**Written instruction**
Write out the entries below once more, exactly, with the pictures left out.
_____
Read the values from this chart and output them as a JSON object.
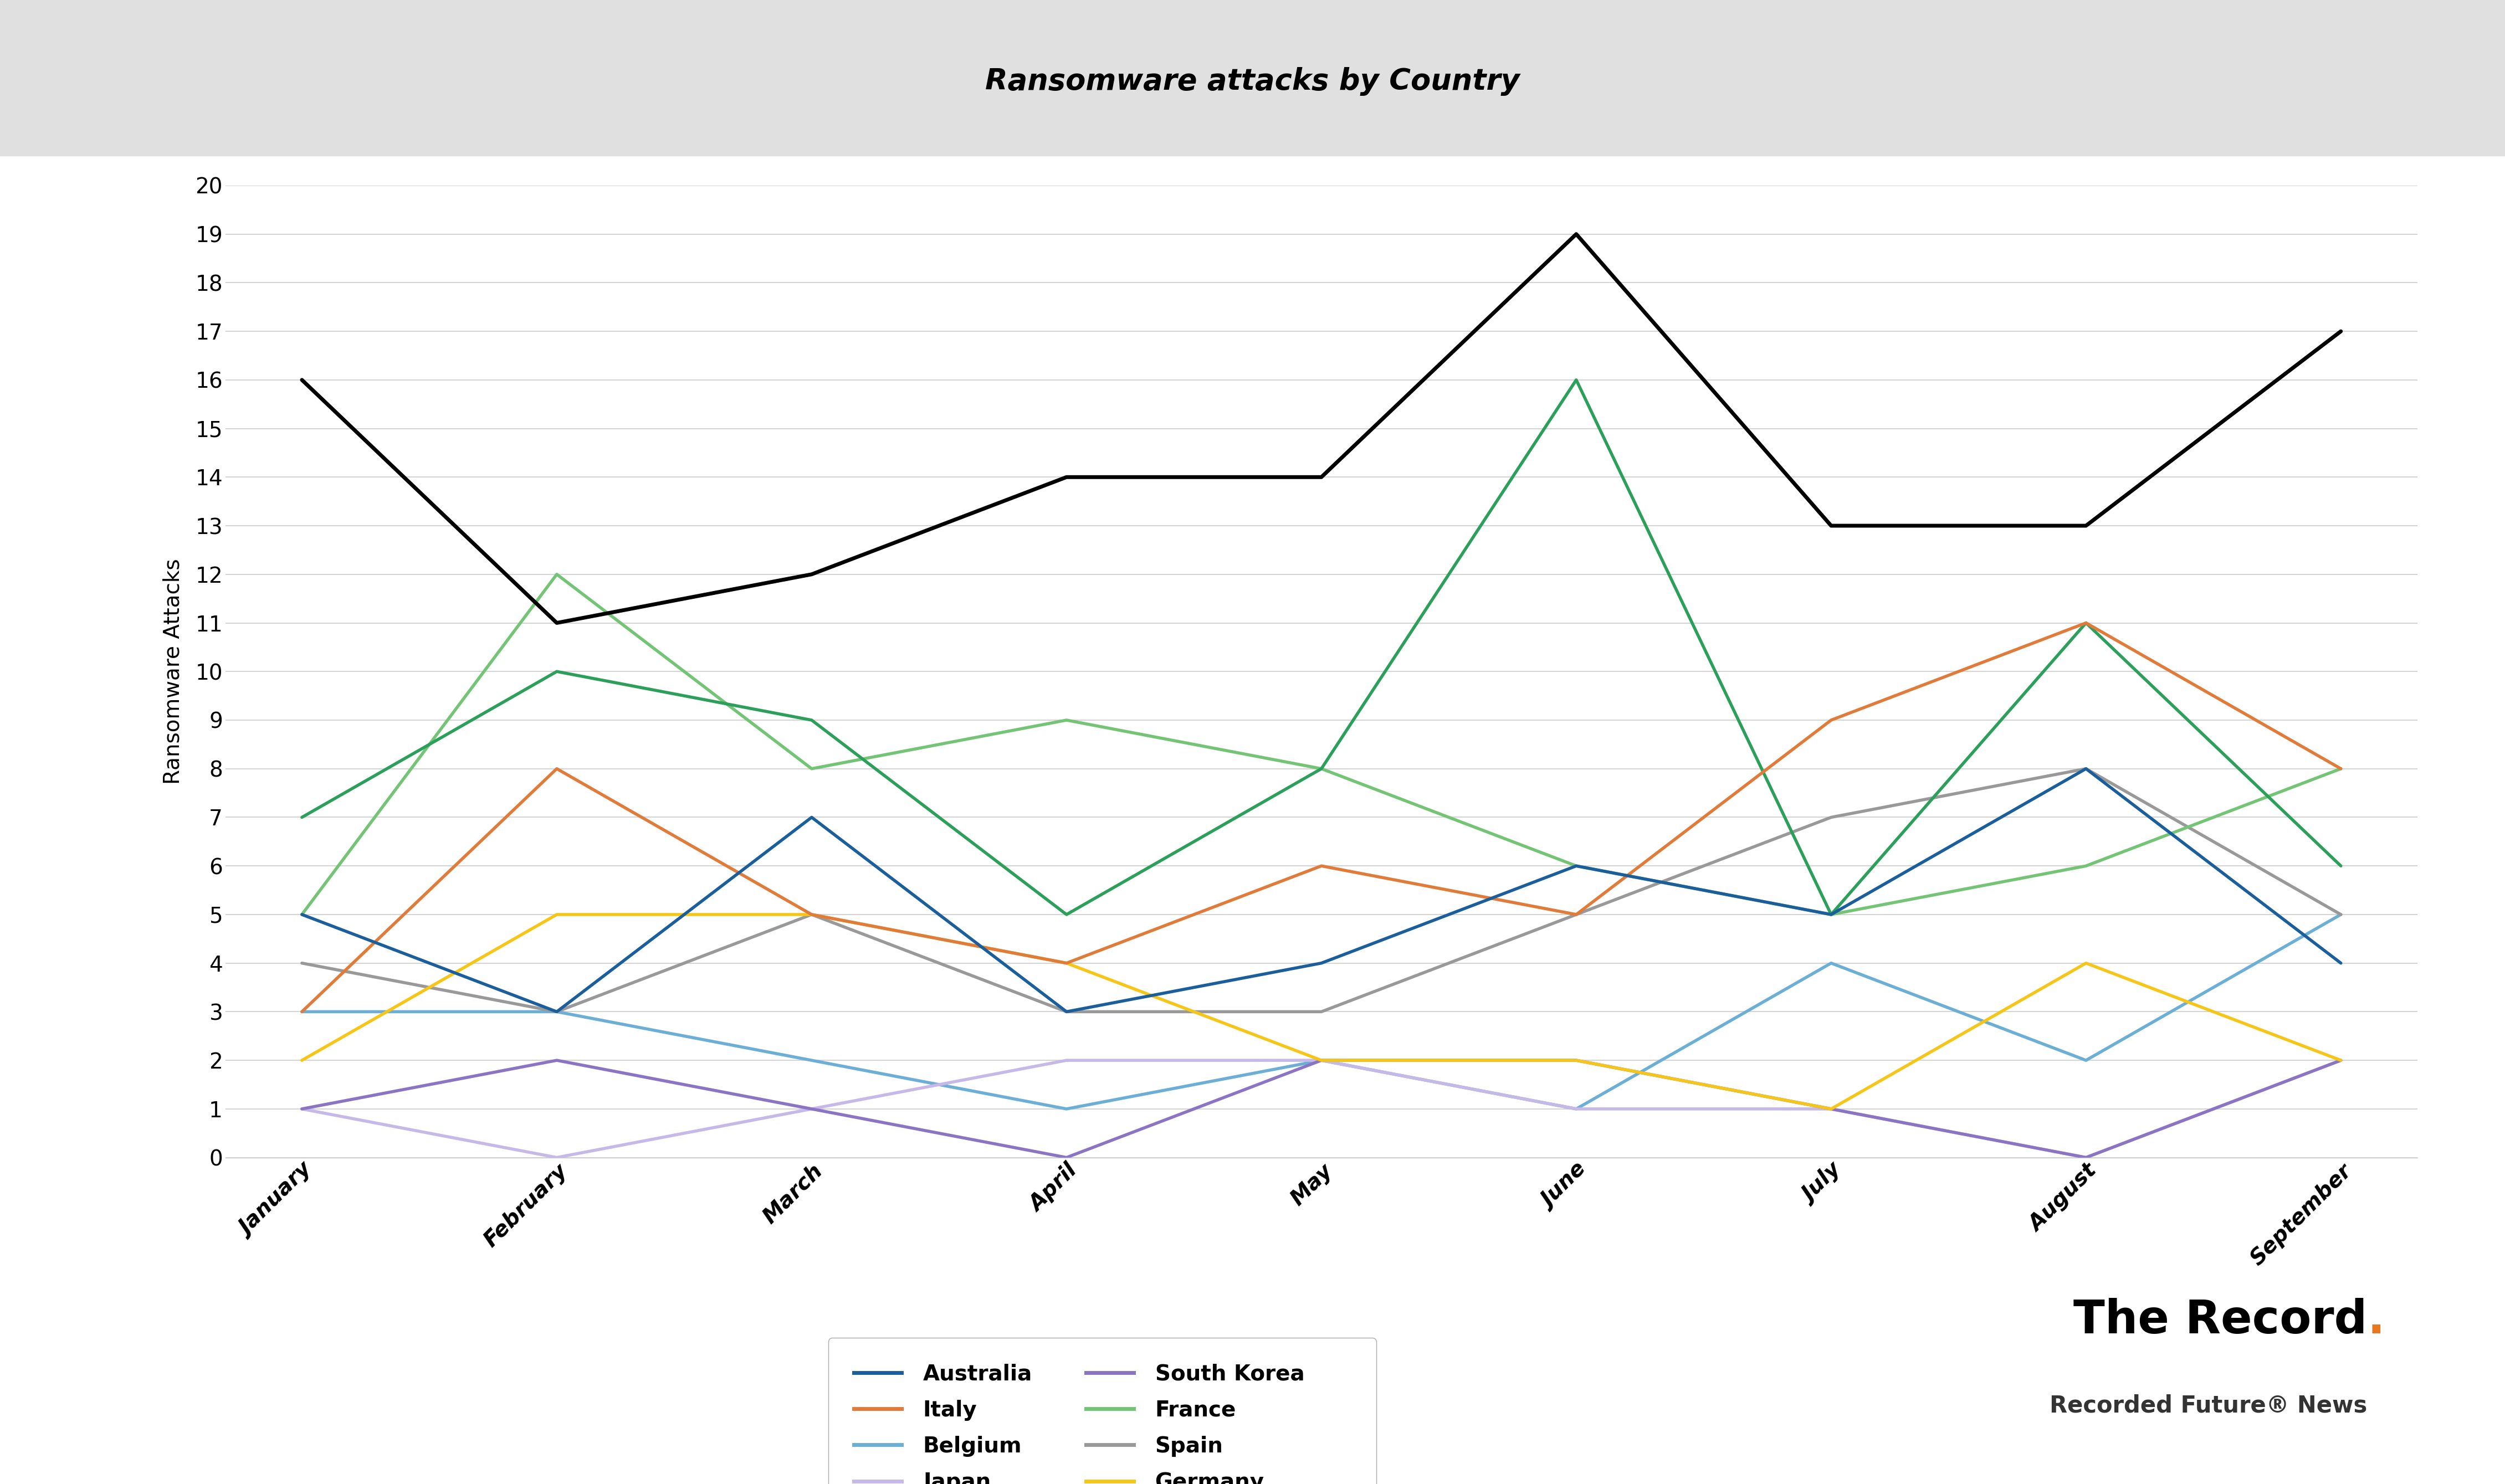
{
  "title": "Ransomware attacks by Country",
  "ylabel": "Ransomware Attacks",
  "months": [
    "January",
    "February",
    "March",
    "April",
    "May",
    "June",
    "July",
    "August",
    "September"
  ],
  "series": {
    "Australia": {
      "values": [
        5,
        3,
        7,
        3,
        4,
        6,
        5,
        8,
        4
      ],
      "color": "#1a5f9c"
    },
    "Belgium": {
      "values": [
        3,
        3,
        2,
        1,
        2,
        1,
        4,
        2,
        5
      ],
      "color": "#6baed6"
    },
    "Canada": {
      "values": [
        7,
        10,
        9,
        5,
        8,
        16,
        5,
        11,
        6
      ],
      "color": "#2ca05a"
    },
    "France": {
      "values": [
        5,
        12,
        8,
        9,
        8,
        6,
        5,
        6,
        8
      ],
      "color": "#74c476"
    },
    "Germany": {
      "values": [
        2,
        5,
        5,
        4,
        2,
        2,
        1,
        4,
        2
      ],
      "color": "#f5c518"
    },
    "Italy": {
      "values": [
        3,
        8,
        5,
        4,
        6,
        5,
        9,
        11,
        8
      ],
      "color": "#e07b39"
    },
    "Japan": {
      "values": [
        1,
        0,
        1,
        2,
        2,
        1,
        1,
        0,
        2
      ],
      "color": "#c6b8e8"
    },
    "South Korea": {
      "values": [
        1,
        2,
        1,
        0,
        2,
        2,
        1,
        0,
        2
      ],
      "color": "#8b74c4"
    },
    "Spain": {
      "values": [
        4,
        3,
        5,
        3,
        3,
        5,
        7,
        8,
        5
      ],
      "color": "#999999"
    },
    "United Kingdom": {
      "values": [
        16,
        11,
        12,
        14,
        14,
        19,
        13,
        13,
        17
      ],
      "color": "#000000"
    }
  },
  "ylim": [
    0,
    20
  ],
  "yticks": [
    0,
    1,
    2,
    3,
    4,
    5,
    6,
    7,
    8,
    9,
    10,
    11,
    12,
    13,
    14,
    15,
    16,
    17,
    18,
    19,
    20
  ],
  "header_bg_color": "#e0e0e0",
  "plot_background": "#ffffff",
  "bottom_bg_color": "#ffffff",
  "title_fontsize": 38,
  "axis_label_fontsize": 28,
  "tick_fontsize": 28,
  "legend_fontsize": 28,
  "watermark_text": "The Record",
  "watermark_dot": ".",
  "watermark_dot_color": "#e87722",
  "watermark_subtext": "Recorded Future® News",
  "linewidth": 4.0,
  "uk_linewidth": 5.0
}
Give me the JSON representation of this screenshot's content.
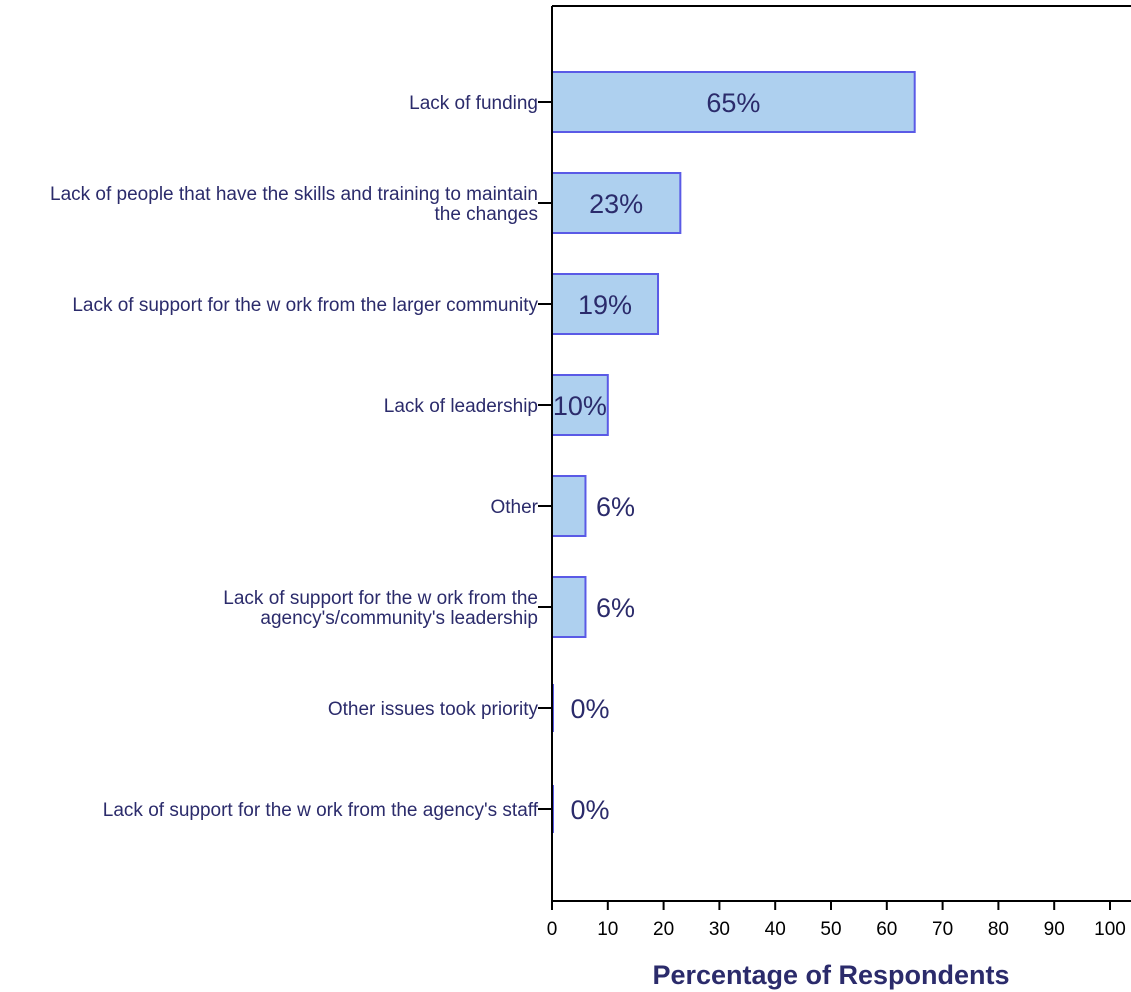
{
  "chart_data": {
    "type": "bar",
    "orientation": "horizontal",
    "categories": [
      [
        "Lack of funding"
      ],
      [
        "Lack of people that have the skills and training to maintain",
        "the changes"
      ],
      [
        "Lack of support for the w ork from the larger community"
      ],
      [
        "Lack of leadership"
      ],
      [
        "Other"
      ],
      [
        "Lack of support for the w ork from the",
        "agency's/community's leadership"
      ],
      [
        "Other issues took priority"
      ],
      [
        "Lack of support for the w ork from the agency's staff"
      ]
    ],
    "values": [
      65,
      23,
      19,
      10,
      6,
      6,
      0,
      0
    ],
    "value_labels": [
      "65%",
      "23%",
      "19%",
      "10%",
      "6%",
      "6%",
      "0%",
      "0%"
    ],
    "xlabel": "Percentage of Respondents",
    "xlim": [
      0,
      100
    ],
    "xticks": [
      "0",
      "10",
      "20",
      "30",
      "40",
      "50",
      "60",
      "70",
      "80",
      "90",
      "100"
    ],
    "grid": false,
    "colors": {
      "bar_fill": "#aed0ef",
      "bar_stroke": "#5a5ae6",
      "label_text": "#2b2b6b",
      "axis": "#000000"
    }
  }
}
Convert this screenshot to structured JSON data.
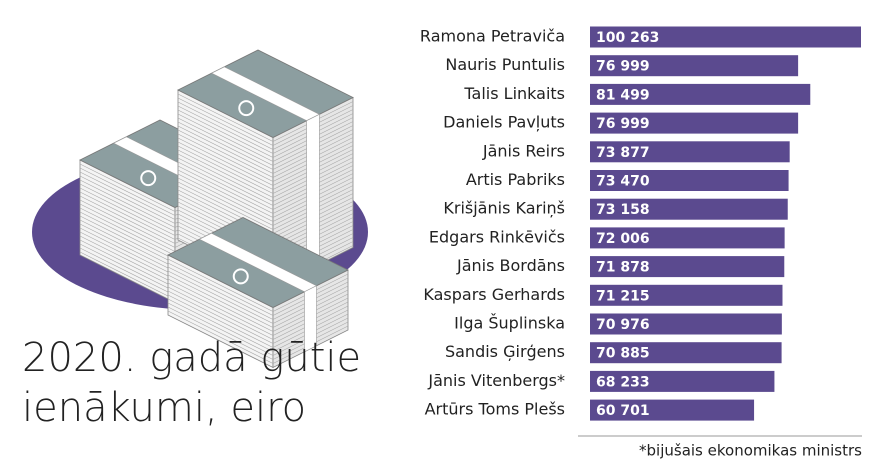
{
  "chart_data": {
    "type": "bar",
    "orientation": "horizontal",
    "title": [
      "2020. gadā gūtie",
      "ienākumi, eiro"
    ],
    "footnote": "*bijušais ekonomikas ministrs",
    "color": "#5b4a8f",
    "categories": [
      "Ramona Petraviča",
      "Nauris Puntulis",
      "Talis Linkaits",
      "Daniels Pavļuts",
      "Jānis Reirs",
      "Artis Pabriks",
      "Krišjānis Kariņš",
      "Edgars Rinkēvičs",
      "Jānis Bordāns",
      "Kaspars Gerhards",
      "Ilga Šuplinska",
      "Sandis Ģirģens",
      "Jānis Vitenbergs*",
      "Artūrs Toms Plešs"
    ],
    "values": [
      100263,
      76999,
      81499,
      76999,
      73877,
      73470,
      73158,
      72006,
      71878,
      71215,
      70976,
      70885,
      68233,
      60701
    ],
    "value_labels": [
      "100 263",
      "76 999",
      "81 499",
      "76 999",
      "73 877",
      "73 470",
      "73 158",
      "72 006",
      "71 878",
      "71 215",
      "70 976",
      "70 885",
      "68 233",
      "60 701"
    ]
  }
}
_____
**Response below**
Read the values from this chart and output them as a JSON object.
{
  "title": "Ransomware attacks by Country",
  "ylabel": "Ransomware Attacks",
  "months": [
    "January",
    "February",
    "March",
    "April",
    "May",
    "June",
    "July",
    "August",
    "September"
  ],
  "series": {
    "Australia": {
      "values": [
        5,
        3,
        7,
        3,
        4,
        6,
        5,
        8,
        4
      ],
      "color": "#1a5f9c"
    },
    "Belgium": {
      "values": [
        3,
        3,
        2,
        1,
        2,
        1,
        4,
        2,
        5
      ],
      "color": "#6baed6"
    },
    "Canada": {
      "values": [
        7,
        10,
        9,
        5,
        8,
        16,
        5,
        11,
        6
      ],
      "color": "#2ca05a"
    },
    "France": {
      "values": [
        5,
        12,
        8,
        9,
        8,
        6,
        5,
        6,
        8
      ],
      "color": "#74c476"
    },
    "Germany": {
      "values": [
        2,
        5,
        5,
        4,
        2,
        2,
        1,
        4,
        2
      ],
      "color": "#f5c518"
    },
    "Italy": {
      "values": [
        3,
        8,
        5,
        4,
        6,
        5,
        9,
        11,
        8
      ],
      "color": "#e07b39"
    },
    "Japan": {
      "values": [
        1,
        0,
        1,
        2,
        2,
        1,
        1,
        0,
        2
      ],
      "color": "#c6b8e8"
    },
    "South Korea": {
      "values": [
        1,
        2,
        1,
        0,
        2,
        2,
        1,
        0,
        2
      ],
      "color": "#8b74c4"
    },
    "Spain": {
      "values": [
        4,
        3,
        5,
        3,
        3,
        5,
        7,
        8,
        5
      ],
      "color": "#999999"
    },
    "United Kingdom": {
      "values": [
        16,
        11,
        12,
        14,
        14,
        19,
        13,
        13,
        17
      ],
      "color": "#000000"
    }
  },
  "ylim": [
    0,
    20
  ],
  "yticks": [
    0,
    1,
    2,
    3,
    4,
    5,
    6,
    7,
    8,
    9,
    10,
    11,
    12,
    13,
    14,
    15,
    16,
    17,
    18,
    19,
    20
  ],
  "header_bg_color": "#e0e0e0",
  "plot_background": "#ffffff",
  "bottom_bg_color": "#ffffff",
  "title_fontsize": 38,
  "axis_label_fontsize": 28,
  "tick_fontsize": 28,
  "legend_fontsize": 28,
  "watermark_text": "The Record",
  "watermark_dot": ".",
  "watermark_dot_color": "#e87722",
  "watermark_subtext": "Recorded Future® News",
  "linewidth": 4.0,
  "uk_linewidth": 5.0
}
Give me the JSON representation of this screenshot's content.
{
  "chart_data": {
    "type": "bar",
    "orientation": "horizontal",
    "categories": [
      [
        "Lack of funding"
      ],
      [
        "Lack of people that have the skills and training to maintain",
        "the changes"
      ],
      [
        "Lack of support for the w ork from the larger community"
      ],
      [
        "Lack of leadership"
      ],
      [
        "Other"
      ],
      [
        "Lack of support for the w ork from the",
        "agency's/community's leadership"
      ],
      [
        "Other issues took priority"
      ],
      [
        "Lack of support for the w ork from the agency's staff"
      ]
    ],
    "values": [
      65,
      23,
      19,
      10,
      6,
      6,
      0,
      0
    ],
    "value_labels": [
      "65%",
      "23%",
      "19%",
      "10%",
      "6%",
      "6%",
      "0%",
      "0%"
    ],
    "xlabel": "Percentage of Respondents",
    "xlim": [
      0,
      100
    ],
    "xticks": [
      "0",
      "10",
      "20",
      "30",
      "40",
      "50",
      "60",
      "70",
      "80",
      "90",
      "100"
    ],
    "grid": false,
    "colors": {
      "bar_fill": "#aed0ef",
      "bar_stroke": "#5a5ae6",
      "label_text": "#2b2b6b",
      "axis": "#000000"
    }
  }
}
Convert this screenshot to structured JSON data.
{
  "chart_data": {
    "type": "bar",
    "orientation": "horizontal",
    "title": [
      "2020. gadā gūtie",
      "ienākumi, eiro"
    ],
    "footnote": "*bijušais ekonomikas ministrs",
    "color": "#5b4a8f",
    "categories": [
      "Ramona Petraviča",
      "Nauris Puntulis",
      "Talis Linkaits",
      "Daniels Pavļuts",
      "Jānis Reirs",
      "Artis Pabriks",
      "Krišjānis Kariņš",
      "Edgars Rinkēvičs",
      "Jānis Bordāns",
      "Kaspars Gerhards",
      "Ilga Šuplinska",
      "Sandis Ģirģens",
      "Jānis Vitenbergs*",
      "Artūrs Toms Plešs"
    ],
    "values": [
      100263,
      76999,
      81499,
      76999,
      73877,
      73470,
      73158,
      72006,
      71878,
      71215,
      70976,
      70885,
      68233,
      60701
    ],
    "value_labels": [
      "100 263",
      "76 999",
      "81 499",
      "76 999",
      "73 877",
      "73 470",
      "73 158",
      "72 006",
      "71 878",
      "71 215",
      "70 976",
      "70 885",
      "68 233",
      "60 701"
    ]
  }
}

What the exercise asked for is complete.